#### WHAT YOU ARE ASKED TO DO:
Nothing in the data below may be left out; return all of it exactly.

Document page records
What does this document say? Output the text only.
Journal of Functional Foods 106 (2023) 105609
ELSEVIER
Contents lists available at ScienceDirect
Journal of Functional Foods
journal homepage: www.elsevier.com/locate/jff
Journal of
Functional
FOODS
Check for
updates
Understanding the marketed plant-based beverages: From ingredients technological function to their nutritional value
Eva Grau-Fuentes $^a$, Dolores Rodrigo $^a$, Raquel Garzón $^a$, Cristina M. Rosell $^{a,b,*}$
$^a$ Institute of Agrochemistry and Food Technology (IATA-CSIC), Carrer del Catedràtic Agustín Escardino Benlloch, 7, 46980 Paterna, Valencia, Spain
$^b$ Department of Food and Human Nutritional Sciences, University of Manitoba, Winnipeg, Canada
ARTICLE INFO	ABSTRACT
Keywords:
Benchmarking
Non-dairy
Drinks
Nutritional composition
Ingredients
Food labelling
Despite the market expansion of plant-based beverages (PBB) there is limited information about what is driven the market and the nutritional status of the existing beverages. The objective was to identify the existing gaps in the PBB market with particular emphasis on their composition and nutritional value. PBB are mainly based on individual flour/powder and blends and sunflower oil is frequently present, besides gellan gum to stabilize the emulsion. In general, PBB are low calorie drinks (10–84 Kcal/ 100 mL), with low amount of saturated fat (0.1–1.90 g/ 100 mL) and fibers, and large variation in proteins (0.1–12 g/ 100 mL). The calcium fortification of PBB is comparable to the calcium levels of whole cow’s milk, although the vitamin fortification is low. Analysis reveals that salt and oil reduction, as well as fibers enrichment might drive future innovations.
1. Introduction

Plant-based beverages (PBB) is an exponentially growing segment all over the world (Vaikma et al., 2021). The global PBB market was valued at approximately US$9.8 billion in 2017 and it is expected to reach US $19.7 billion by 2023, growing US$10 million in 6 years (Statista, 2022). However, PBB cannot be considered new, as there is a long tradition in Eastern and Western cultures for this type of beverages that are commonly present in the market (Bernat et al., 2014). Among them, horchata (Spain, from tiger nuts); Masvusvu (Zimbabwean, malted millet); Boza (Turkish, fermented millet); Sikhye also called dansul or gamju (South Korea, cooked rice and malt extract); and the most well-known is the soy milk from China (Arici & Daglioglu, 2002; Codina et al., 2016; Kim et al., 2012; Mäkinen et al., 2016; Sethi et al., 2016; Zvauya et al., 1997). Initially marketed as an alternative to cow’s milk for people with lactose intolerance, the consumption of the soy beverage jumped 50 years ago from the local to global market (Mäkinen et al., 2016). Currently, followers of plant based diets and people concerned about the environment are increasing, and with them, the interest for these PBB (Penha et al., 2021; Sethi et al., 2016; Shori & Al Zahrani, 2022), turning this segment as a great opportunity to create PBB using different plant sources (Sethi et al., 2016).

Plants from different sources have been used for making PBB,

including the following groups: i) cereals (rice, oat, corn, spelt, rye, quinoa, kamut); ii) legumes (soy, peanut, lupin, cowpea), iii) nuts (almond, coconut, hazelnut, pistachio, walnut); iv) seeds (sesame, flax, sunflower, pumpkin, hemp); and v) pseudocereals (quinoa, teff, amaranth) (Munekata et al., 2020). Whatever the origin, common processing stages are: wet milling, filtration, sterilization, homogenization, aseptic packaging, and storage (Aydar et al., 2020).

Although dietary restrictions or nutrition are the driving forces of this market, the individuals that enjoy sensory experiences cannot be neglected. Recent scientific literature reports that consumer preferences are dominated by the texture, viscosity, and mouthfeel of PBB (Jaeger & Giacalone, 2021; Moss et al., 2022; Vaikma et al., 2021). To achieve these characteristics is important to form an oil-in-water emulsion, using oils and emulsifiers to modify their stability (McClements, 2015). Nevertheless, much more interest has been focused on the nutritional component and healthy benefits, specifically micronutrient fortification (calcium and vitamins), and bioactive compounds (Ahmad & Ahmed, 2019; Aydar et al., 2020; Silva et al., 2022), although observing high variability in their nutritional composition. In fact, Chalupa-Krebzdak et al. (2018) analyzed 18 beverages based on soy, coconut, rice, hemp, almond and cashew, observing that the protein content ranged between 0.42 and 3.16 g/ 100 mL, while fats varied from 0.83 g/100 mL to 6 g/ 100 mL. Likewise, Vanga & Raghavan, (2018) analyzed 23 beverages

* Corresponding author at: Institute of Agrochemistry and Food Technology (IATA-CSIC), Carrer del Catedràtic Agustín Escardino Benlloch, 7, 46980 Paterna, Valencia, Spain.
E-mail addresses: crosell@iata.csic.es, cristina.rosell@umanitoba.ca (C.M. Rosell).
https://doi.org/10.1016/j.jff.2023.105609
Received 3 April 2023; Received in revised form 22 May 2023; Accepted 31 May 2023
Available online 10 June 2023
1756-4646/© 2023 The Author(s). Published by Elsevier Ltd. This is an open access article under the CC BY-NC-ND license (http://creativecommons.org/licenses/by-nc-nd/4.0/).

#### SOLUTION TO THIS EXERCISE:
What does this document say? Output the text only.
Journal of Functional Foods 106 (2023) 105609
ELSEVIER
Contents lists available at ScienceDirect
Journal of Functional Foods
journal homepage: www.elsevier.com/locate/jff
Journal of
Functional
FOODS
Check for
updates
Understanding the marketed plant-based beverages: From ingredients technological function to their nutritional value
Eva Grau-Fuentes $^a$, Dolores Rodrigo $^a$, Raquel Garzón $^a$, Cristina M. Rosell $^{a,b,*}$
$^a$ Institute of Agrochemistry and Food Technology (IATA-CSIC), Carrer del Catedràtic Agustín Escardino Benlloch, 7, 46980 Paterna, Valencia, Spain
$^b$ Department of Food and Human Nutritional Sciences, University of Manitoba, Winnipeg, Canada
ARTICLE INFO	ABSTRACT
Keywords:
Benchmarking
Non-dairy
Drinks
Nutritional composition
Ingredients
Food labelling
Despite the market expansion of plant-based beverages (PBB) there is limited information about what is driven the market and the nutritional status of the existing beverages. The objective was to identify the existing gaps in the PBB market with particular emphasis on their composition and nutritional value. PBB are mainly based on individual flour/powder and blends and sunflower oil is frequently present, besides gellan gum to stabilize the emulsion. In general, PBB are low calorie drinks (10–84 Kcal/ 100 mL), with low amount of saturated fat (0.1–1.90 g/ 100 mL) and fibers, and large variation in proteins (0.1–12 g/ 100 mL). The calcium fortification of PBB is comparable to the calcium levels of whole cow’s milk, although the vitamin fortification is low. Analysis reveals that salt and oil reduction, as well as fibers enrichment might drive future innovations.
1. Introduction

Plant-based beverages (PBB) is an exponentially growing segment all over the world (Vaikma et al., 2021). The global PBB market was valued at approximately US$9.8 billion in 2017 and it is expected to reach US $19.7 billion by 2023, growing US$10 million in 6 years (Statista, 2022). However, PBB cannot be considered new, as there is a long tradition in Eastern and Western cultures for this type of beverages that are commonly present in the market (Bernat et al., 2014). Among them, horchata (Spain, from tiger nuts); Masvusvu (Zimbabwean, malted millet); Boza (Turkish, fermented millet); Sikhye also called dansul or gamju (South Korea, cooked rice and malt extract); and the most well-known is the soy milk from China (Arici & Daglioglu, 2002; Codina et al., 2016; Kim et al., 2012; Mäkinen et al., 2016; Sethi et al., 2016; Zvauya et al., 1997). Initially marketed as an alternative to cow’s milk for people with lactose intolerance, the consumption of the soy beverage jumped 50 years ago from the local to global market (Mäkinen et al., 2016). Currently, followers of plant based diets and people concerned about the environment are increasing, and with them, the interest for these PBB (Penha et al., 2021; Sethi et al., 2016; Shori & Al Zahrani, 2022), turning this segment as a great opportunity to create PBB using different plant sources (Sethi et al., 2016).

Plants from different sources have been used for making PBB,

including the following groups: i) cereals (rice, oat, corn, spelt, rye, quinoa, kamut); ii) legumes (soy, peanut, lupin, cowpea), iii) nuts (almond, coconut, hazelnut, pistachio, walnut); iv) seeds (sesame, flax, sunflower, pumpkin, hemp); and v) pseudocereals (quinoa, teff, amaranth) (Munekata et al., 2020). Whatever the origin, common processing stages are: wet milling, filtration, sterilization, homogenization, aseptic packaging, and storage (Aydar et al., 2020).

Although dietary restrictions or nutrition are the driving forces of this market, the individuals that enjoy sensory experiences cannot be neglected. Recent scientific literature reports that consumer preferences are dominated by the texture, viscosity, and mouthfeel of PBB (Jaeger & Giacalone, 2021; Moss et al., 2022; Vaikma et al., 2021). To achieve these characteristics is important to form an oil-in-water emulsion, using oils and emulsifiers to modify their stability (McClements, 2015). Nevertheless, much more interest has been focused on the nutritional component and healthy benefits, specifically micronutrient fortification (calcium and vitamins), and bioactive compounds (Ahmad & Ahmed, 2019; Aydar et al., 2020; Silva et al., 2022), although observing high variability in their nutritional composition. In fact, Chalupa-Krebzdak et al. (2018) analyzed 18 beverages based on soy, coconut, rice, hemp, almond and cashew, observing that the protein content ranged between 0.42 and 3.16 g/ 100 mL, while fats varied from 0.83 g/100 mL to 6 g/ 100 mL. Likewise, Vanga & Raghavan, (2018) analyzed 23 beverages

* Corresponding author at: Institute of Agrochemistry and Food Technology (IATA-CSIC), Carrer del Catedràtic Agustín Escardino Benlloch, 7, 46980 Paterna, Valencia, Spain.
E-mail addresses: crosell@iata.csic.es, cristina.rosell@umanitoba.ca (C.M. Rosell).
https://doi.org/10.1016/j.jff.2023.105609
Received 3 April 2023; Received in revised form 22 May 2023; Accepted 31 May 2023
Available online 10 June 2023
1756-4646/© 2023 The Author(s). Published by Elsevier Ltd. This is an open access article under the CC BY-NC-ND license (http://creativecommons.org/licenses/by-nc-nd/4.0/).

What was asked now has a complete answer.